Brief — Write the material out again in full, word for word. Do not include the pictures.
++++++++++++++++++++
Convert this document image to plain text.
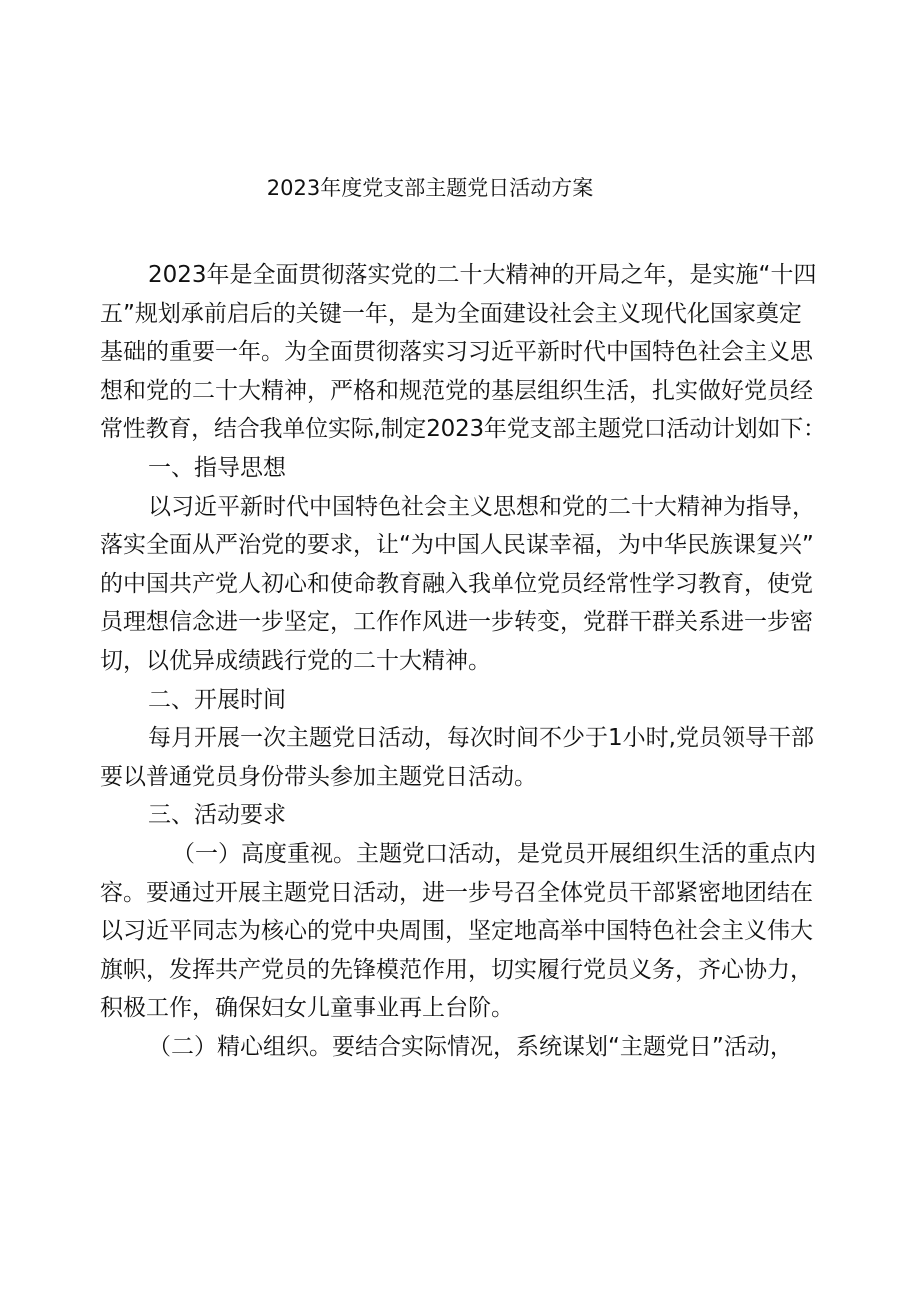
2023年度党支部主题党日活动方案
2023年是全面贯彻落实党的二十大精神的开局之年，是实施“十四
五”规划承前启后的关键一年，是为全面建设社会主义现代化国家奠定
基础的重要一年。为全面贯彻落实习习近平新时代中国特色社会主义思
想和党的二十大精神，严格和规范党的基层组织生活，扎实做好党员经
常性教育，结合我单位实际,制定2023年党支部主题党口活动计划如下：
一、指导思想
以习近平新时代中国特色社会主义思想和党的二十大精神为指导，
落实全面从严治党的要求，让“为中国人民谋幸福，为中华民族课复兴”
的中国共产党人初心和使命教育融入我单位党员经常性学习教育，使党
员理想信念进一步坚定，工作作风进一步转变，党群干群关系进一步密
切，以优异成绩践行党的二十大精神。
二、开展时间
每月开展一次主题党日活动，每次时间不少于1小时,党员领导干部
要以普通党员身份带头参加主题党日活动。
三、活动要求
（一）高度重视。主题党口活动，是党员开展组织生活的重点内
容。要通过开展主题党日活动，进一步号召全体党员干部紧密地团结在
以习近平同志为核心的党中央周围，坚定地高举中国特色社会主义伟大
旗帜，发挥共产党员的先锋模范作用，切实履行党员义务，齐心协力，
积极工作，确保妇女儿童事业再上台阶。
（二）精心组织。要结合实际情况，系统谋划“主题党日”活动，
++++++++++++++++++++
Complete answer —
Convert this document image to plain text.
2023年度党支部主题党日活动方案
2023年是全面贯彻落实党的二十大精神的开局之年，是实施“十四
五”规划承前启后的关键一年，是为全面建设社会主义现代化国家奠定
基础的重要一年。为全面贯彻落实习习近平新时代中国特色社会主义思
想和党的二十大精神，严格和规范党的基层组织生活，扎实做好党员经
常性教育，结合我单位实际,制定2023年党支部主题党口活动计划如下：
一、指导思想
以习近平新时代中国特色社会主义思想和党的二十大精神为指导，
落实全面从严治党的要求，让“为中国人民谋幸福，为中华民族课复兴”
的中国共产党人初心和使命教育融入我单位党员经常性学习教育，使党
员理想信念进一步坚定，工作作风进一步转变，党群干群关系进一步密
切，以优异成绩践行党的二十大精神。
二、开展时间
每月开展一次主题党日活动，每次时间不少于1小时,党员领导干部
要以普通党员身份带头参加主题党日活动。
三、活动要求
（一）高度重视。主题党口活动，是党员开展组织生活的重点内
容。要通过开展主题党日活动，进一步号召全体党员干部紧密地团结在
以习近平同志为核心的党中央周围，坚定地高举中国特色社会主义伟大
旗帜，发挥共产党员的先锋模范作用，切实履行党员义务，齐心协力，
积极工作，确保妇女儿童事业再上台阶。
（二）精心组织。要结合实际情况，系统谋划“主题党日”活动，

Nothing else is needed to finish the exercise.